- Information shown -
/---

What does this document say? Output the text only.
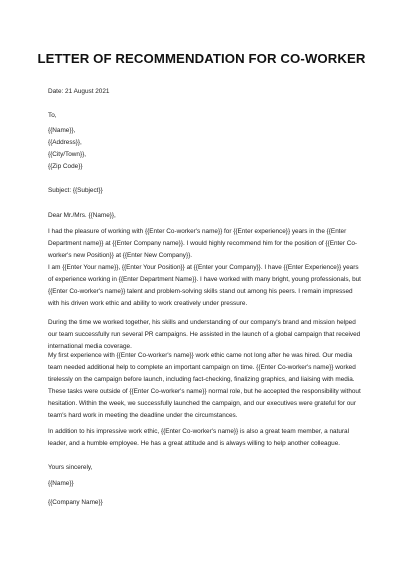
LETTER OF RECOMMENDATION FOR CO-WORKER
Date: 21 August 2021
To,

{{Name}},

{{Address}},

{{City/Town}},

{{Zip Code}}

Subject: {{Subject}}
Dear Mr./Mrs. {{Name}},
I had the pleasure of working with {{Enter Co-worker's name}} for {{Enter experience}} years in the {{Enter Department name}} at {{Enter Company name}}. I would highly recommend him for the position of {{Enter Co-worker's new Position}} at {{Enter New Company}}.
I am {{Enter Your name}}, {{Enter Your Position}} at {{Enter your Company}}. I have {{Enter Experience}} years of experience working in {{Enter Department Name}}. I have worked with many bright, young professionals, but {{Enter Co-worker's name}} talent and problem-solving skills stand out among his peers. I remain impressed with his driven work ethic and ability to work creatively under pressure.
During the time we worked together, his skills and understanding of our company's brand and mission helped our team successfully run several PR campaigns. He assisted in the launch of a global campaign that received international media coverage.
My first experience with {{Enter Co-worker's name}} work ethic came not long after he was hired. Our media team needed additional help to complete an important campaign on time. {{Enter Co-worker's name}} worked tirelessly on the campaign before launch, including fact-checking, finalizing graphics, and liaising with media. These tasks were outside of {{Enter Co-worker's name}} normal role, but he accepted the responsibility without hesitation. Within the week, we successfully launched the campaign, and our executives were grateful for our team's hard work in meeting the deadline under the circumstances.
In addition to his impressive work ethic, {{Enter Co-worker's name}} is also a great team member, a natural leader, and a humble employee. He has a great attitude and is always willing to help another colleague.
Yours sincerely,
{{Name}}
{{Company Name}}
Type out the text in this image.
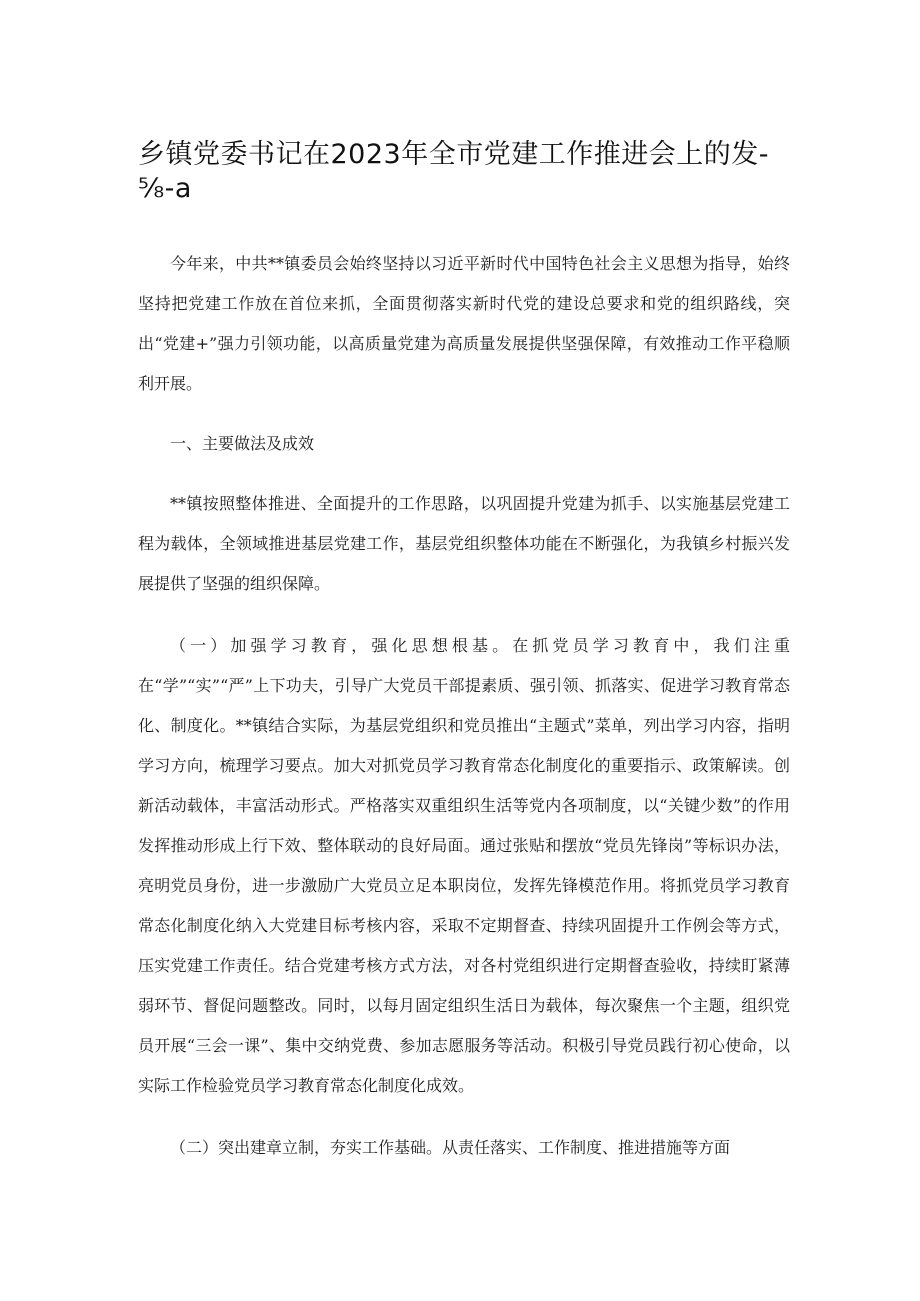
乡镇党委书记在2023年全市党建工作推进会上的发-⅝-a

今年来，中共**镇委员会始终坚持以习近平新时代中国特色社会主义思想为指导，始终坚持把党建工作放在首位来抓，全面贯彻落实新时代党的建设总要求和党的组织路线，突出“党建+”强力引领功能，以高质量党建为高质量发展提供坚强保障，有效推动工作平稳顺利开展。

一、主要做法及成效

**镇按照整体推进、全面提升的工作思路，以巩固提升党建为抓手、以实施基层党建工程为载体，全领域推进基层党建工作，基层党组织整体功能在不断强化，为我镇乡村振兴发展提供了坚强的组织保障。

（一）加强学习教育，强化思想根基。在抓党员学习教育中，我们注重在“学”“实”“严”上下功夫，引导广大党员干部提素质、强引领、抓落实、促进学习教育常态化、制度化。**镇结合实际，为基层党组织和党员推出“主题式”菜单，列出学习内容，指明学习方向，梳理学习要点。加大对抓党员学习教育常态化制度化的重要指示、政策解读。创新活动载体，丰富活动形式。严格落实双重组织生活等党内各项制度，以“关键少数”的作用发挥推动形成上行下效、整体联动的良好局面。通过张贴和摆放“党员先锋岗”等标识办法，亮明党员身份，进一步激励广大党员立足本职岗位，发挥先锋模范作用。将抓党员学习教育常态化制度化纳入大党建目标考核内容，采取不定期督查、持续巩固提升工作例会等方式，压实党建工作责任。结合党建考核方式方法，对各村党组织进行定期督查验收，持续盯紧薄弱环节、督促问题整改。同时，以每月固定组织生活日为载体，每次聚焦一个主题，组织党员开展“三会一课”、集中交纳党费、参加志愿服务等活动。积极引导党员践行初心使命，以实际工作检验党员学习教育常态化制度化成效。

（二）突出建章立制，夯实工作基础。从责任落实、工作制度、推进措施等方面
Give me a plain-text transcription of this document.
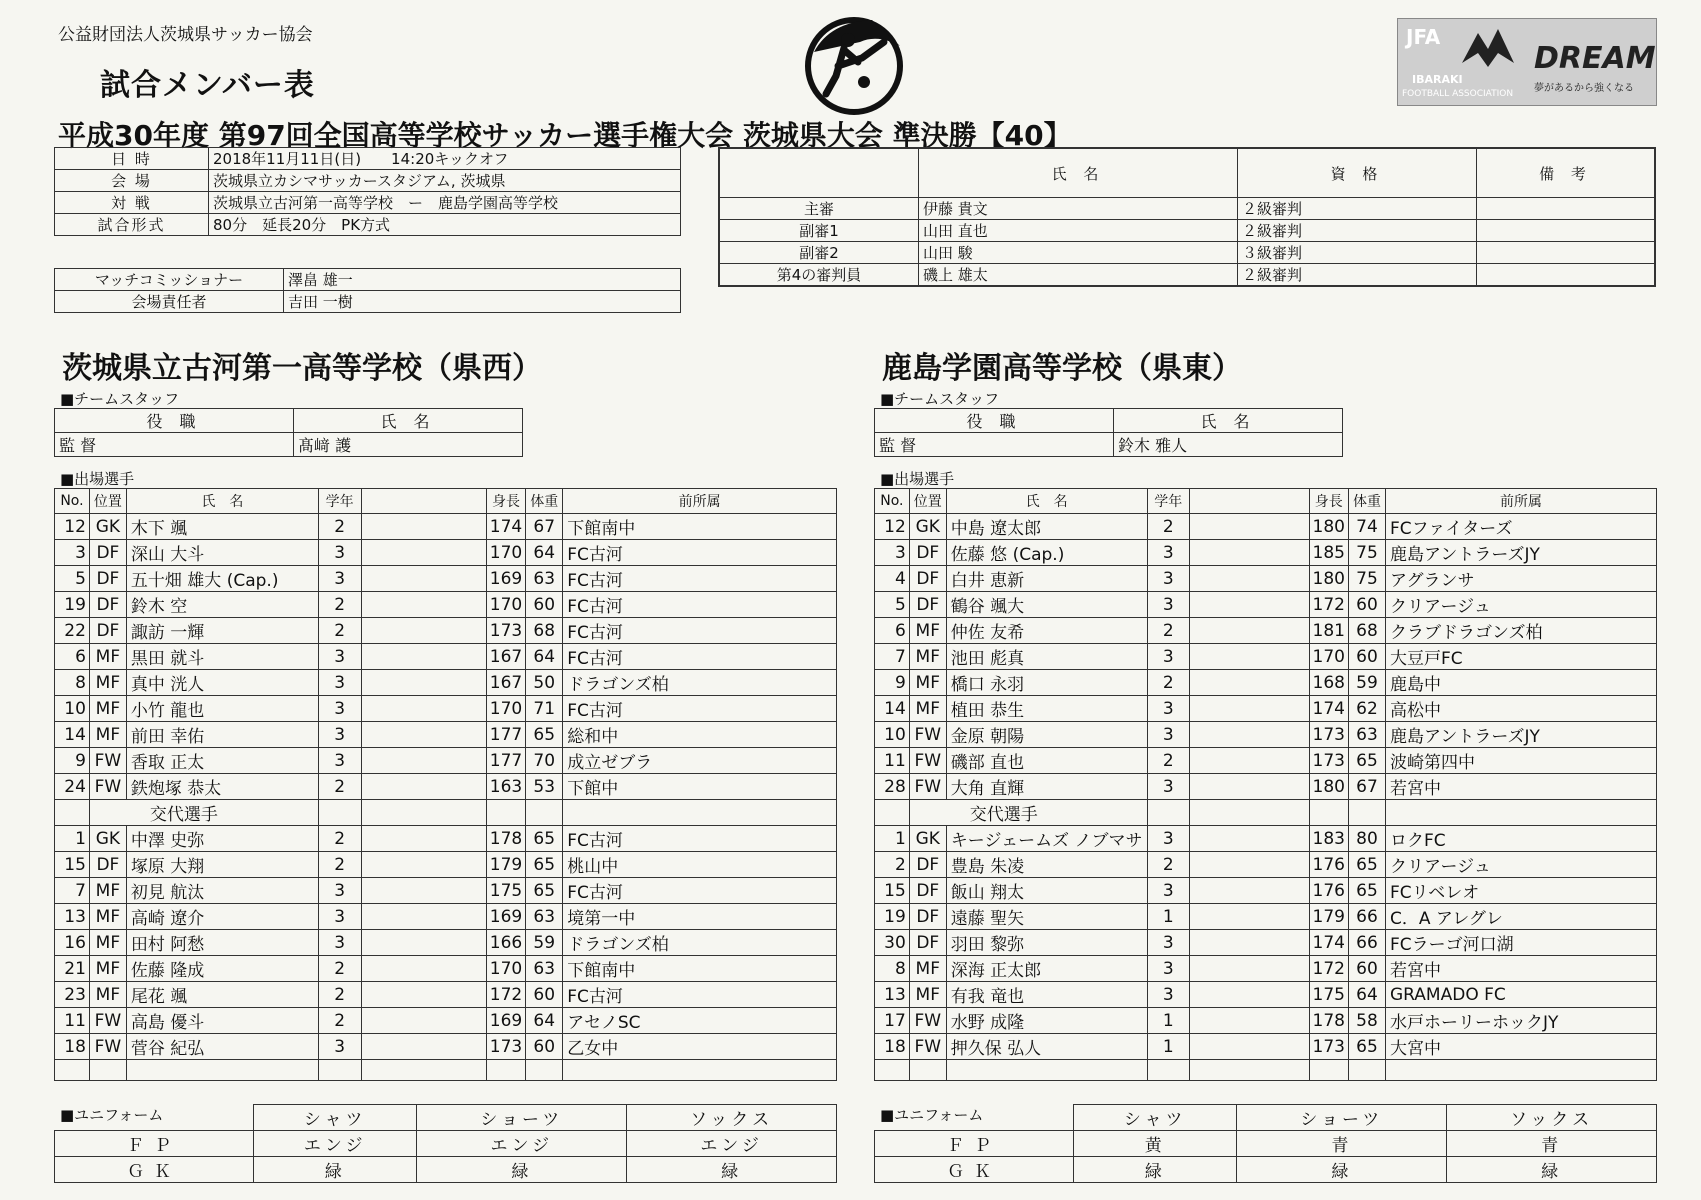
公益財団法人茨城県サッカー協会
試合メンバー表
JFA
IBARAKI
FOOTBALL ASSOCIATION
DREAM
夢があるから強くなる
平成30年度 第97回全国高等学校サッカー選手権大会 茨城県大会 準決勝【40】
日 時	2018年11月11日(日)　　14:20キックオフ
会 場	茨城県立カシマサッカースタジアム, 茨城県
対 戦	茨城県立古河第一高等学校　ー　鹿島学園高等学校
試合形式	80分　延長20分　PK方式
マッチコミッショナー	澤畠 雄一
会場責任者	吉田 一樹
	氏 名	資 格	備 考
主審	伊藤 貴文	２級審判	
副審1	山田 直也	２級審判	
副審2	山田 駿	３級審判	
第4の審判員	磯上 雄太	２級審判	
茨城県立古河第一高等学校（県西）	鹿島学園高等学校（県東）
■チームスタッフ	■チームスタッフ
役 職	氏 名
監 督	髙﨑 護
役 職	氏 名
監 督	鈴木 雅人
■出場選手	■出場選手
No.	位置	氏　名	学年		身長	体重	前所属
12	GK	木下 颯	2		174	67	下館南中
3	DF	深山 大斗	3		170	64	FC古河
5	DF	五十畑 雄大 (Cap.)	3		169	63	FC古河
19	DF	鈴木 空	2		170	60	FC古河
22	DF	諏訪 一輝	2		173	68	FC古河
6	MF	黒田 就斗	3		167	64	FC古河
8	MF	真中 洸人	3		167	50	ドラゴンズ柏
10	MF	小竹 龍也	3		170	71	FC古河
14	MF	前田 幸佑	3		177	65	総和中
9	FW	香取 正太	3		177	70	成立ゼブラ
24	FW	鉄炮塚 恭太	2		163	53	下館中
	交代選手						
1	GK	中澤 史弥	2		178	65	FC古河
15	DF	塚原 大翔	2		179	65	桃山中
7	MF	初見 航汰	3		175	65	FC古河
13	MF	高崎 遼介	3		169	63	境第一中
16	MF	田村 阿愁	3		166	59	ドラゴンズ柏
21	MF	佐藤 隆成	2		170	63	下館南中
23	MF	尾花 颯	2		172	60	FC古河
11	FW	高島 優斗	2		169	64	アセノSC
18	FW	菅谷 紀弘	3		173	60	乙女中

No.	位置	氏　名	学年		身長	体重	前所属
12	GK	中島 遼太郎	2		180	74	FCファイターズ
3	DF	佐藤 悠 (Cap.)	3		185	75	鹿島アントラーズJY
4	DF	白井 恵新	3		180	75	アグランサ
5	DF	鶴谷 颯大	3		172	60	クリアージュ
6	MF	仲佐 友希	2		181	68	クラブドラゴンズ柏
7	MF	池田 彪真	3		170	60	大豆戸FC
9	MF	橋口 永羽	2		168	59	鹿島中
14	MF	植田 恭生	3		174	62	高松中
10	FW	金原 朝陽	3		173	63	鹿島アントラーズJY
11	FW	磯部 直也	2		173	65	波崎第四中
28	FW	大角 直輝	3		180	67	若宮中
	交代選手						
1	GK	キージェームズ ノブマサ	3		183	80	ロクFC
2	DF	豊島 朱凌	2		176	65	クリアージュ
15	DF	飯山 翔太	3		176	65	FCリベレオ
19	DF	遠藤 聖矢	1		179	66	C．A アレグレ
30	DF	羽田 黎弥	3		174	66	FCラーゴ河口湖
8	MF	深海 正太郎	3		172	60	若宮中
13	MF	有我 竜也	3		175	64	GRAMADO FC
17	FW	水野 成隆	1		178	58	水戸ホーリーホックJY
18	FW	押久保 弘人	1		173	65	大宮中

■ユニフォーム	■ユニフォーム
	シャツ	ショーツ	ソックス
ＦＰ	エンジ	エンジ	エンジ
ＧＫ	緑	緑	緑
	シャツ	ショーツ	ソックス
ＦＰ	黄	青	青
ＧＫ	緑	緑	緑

\---

- Instructions for the task -
Search the listing for the word "クリアージュ". Copy every line in which it occurs.

- Solution for this task -
5	DF	鶴谷 颯大	3		172	60	クリアージュ
2	DF	豊島 朱凌	2		176	65	クリアージュ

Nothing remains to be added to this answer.